**Given records:**
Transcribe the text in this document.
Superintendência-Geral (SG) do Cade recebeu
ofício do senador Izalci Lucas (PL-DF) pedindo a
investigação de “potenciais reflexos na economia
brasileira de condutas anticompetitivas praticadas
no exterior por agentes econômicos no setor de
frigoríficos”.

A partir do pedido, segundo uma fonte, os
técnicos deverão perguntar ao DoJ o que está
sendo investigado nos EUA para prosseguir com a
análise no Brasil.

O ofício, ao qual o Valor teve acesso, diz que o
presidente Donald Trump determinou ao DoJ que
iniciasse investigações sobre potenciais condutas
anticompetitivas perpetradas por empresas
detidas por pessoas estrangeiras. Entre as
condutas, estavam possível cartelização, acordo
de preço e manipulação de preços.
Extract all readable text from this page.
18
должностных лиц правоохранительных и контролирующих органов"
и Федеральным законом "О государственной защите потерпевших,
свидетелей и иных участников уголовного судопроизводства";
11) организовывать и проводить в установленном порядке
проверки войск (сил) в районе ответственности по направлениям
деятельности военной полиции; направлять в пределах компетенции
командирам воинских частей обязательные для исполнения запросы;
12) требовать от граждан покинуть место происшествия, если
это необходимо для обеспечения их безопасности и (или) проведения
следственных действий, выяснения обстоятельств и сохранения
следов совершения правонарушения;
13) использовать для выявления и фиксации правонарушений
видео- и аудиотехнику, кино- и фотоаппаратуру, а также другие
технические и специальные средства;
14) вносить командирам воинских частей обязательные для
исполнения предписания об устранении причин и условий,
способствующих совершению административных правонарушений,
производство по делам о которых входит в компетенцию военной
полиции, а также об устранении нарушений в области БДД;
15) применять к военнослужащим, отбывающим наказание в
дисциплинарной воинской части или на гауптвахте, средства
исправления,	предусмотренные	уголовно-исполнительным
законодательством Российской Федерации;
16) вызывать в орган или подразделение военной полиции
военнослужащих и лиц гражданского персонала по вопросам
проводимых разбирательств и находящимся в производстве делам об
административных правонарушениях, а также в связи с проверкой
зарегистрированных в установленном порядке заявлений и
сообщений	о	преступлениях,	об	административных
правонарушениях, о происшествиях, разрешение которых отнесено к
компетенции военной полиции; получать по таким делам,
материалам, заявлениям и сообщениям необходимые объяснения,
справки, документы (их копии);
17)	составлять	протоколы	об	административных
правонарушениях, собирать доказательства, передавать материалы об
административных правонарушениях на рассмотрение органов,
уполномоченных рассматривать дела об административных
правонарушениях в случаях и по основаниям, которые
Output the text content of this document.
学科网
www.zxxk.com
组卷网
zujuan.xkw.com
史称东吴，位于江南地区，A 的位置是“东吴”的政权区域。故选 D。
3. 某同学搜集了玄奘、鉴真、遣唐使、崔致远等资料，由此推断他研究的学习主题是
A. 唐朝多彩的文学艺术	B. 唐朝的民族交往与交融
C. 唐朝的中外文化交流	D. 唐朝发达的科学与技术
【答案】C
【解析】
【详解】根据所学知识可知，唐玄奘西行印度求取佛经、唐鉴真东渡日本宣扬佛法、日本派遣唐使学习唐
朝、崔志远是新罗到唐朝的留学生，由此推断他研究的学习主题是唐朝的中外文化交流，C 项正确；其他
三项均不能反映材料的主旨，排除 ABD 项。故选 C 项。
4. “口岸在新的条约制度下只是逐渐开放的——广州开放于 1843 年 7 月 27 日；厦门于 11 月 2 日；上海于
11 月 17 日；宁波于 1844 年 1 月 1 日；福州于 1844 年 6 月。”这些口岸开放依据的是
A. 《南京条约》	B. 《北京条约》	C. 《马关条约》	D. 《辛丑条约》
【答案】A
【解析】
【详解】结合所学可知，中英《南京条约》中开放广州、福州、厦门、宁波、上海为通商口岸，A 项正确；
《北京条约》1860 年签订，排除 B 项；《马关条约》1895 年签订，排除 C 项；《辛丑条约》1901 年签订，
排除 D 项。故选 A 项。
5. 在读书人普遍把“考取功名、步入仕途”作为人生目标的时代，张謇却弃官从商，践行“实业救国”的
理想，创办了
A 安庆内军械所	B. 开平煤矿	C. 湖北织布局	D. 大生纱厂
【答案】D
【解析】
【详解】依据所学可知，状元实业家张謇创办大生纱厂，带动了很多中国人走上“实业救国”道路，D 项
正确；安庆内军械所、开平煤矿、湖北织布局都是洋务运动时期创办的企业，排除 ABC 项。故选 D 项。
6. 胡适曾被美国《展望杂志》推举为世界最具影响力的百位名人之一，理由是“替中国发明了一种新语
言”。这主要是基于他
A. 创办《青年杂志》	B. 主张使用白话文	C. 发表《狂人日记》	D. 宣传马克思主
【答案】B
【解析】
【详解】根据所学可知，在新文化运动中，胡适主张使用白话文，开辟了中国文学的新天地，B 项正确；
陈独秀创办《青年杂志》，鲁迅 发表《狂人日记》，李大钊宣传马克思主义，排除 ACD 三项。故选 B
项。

**Objective:** Nothing in the listing may be changed; retype it all exactly.

**Solution to the problem:**
Transcribe the text in this document.
Superintendência-Geral (SG) do Cade recebeu
ofício do senador Izalci Lucas (PL-DF) pedindo a
investigação de “potenciais reflexos na economia
brasileira de condutas anticompetitivas praticadas
no exterior por agentes econômicos no setor de
frigoríficos”.

A partir do pedido, segundo uma fonte, os
técnicos deverão perguntar ao DoJ o que está
sendo investigado nos EUA para prosseguir com a
análise no Brasil.

O ofício, ao qual o Valor teve acesso, diz que o
presidente Donald Trump determinou ao DoJ que
iniciasse investigações sobre potenciais condutas
anticompetitivas perpetradas por empresas
detidas por pessoas estrangeiras. Entre as
condutas, estavam possível cartelização, acordo
de preço e manipulação de preços.
Extract all readable text from this page.
18
должностных лиц правоохранительных и контролирующих органов"
и Федеральным законом "О государственной защите потерпевших,
свидетелей и иных участников уголовного судопроизводства";
11) организовывать и проводить в установленном порядке
проверки войск (сил) в районе ответственности по направлениям
деятельности военной полиции; направлять в пределах компетенции
командирам воинских частей обязательные для исполнения запросы;
12) требовать от граждан покинуть место происшествия, если
это необходимо для обеспечения их безопасности и (или) проведения
следственных действий, выяснения обстоятельств и сохранения
следов совершения правонарушения;
13) использовать для выявления и фиксации правонарушений
видео- и аудиотехнику, кино- и фотоаппаратуру, а также другие
технические и специальные средства;
14) вносить командирам воинских частей обязательные для
исполнения предписания об устранении причин и условий,
способствующих совершению административных правонарушений,
производство по делам о которых входит в компетенцию военной
полиции, а также об устранении нарушений в области БДД;
15) применять к военнослужащим, отбывающим наказание в
дисциплинарной воинской части или на гауптвахте, средства
исправления,	предусмотренные	уголовно-исполнительным
законодательством Российской Федерации;
16) вызывать в орган или подразделение военной полиции
военнослужащих и лиц гражданского персонала по вопросам
проводимых разбирательств и находящимся в производстве делам об
административных правонарушениях, а также в связи с проверкой
зарегистрированных в установленном порядке заявлений и
сообщений	о	преступлениях,	об	административных
правонарушениях, о происшествиях, разрешение которых отнесено к
компетенции военной полиции; получать по таким делам,
материалам, заявлениям и сообщениям необходимые объяснения,
справки, документы (их копии);
17)	составлять	протоколы	об	административных
правонарушениях, собирать доказательства, передавать материалы об
административных правонарушениях на рассмотрение органов,
уполномоченных рассматривать дела об административных
правонарушениях в случаях и по основаниям, которые
Output the text content of this document.
学科网
www.zxxk.com
组卷网
zujuan.xkw.com
史称东吴，位于江南地区，A 的位置是“东吴”的政权区域。故选 D。
3. 某同学搜集了玄奘、鉴真、遣唐使、崔致远等资料，由此推断他研究的学习主题是
A. 唐朝多彩的文学艺术	B. 唐朝的民族交往与交融
C. 唐朝的中外文化交流	D. 唐朝发达的科学与技术
【答案】C
【解析】
【详解】根据所学知识可知，唐玄奘西行印度求取佛经、唐鉴真东渡日本宣扬佛法、日本派遣唐使学习唐
朝、崔志远是新罗到唐朝的留学生，由此推断他研究的学习主题是唐朝的中外文化交流，C 项正确；其他
三项均不能反映材料的主旨，排除 ABD 项。故选 C 项。
4. “口岸在新的条约制度下只是逐渐开放的——广州开放于 1843 年 7 月 27 日；厦门于 11 月 2 日；上海于
11 月 17 日；宁波于 1844 年 1 月 1 日；福州于 1844 年 6 月。”这些口岸开放依据的是
A. 《南京条约》	B. 《北京条约》	C. 《马关条约》	D. 《辛丑条约》
【答案】A
【解析】
【详解】结合所学可知，中英《南京条约》中开放广州、福州、厦门、宁波、上海为通商口岸，A 项正确；
《北京条约》1860 年签订，排除 B 项；《马关条约》1895 年签订，排除 C 项；《辛丑条约》1901 年签订，
排除 D 项。故选 A 项。
5. 在读书人普遍把“考取功名、步入仕途”作为人生目标的时代，张謇却弃官从商，践行“实业救国”的
理想，创办了
A 安庆内军械所	B. 开平煤矿	C. 湖北织布局	D. 大生纱厂
【答案】D
【解析】
【详解】依据所学可知，状元实业家张謇创办大生纱厂，带动了很多中国人走上“实业救国”道路，D 项
正确；安庆内军械所、开平煤矿、湖北织布局都是洋务运动时期创办的企业，排除 ABC 项。故选 D 项。
6. 胡适曾被美国《展望杂志》推举为世界最具影响力的百位名人之一，理由是“替中国发明了一种新语
言”。这主要是基于他
A. 创办《青年杂志》	B. 主张使用白话文	C. 发表《狂人日记》	D. 宣传马克思主
【答案】B
【解析】
【详解】根据所学可知，在新文化运动中，胡适主张使用白话文，开辟了中国文学的新天地，B 项正确；
陈独秀创办《青年杂志》，鲁迅 发表《狂人日记》，李大钊宣传马克思主义，排除 ACD 三项。故选 B
项。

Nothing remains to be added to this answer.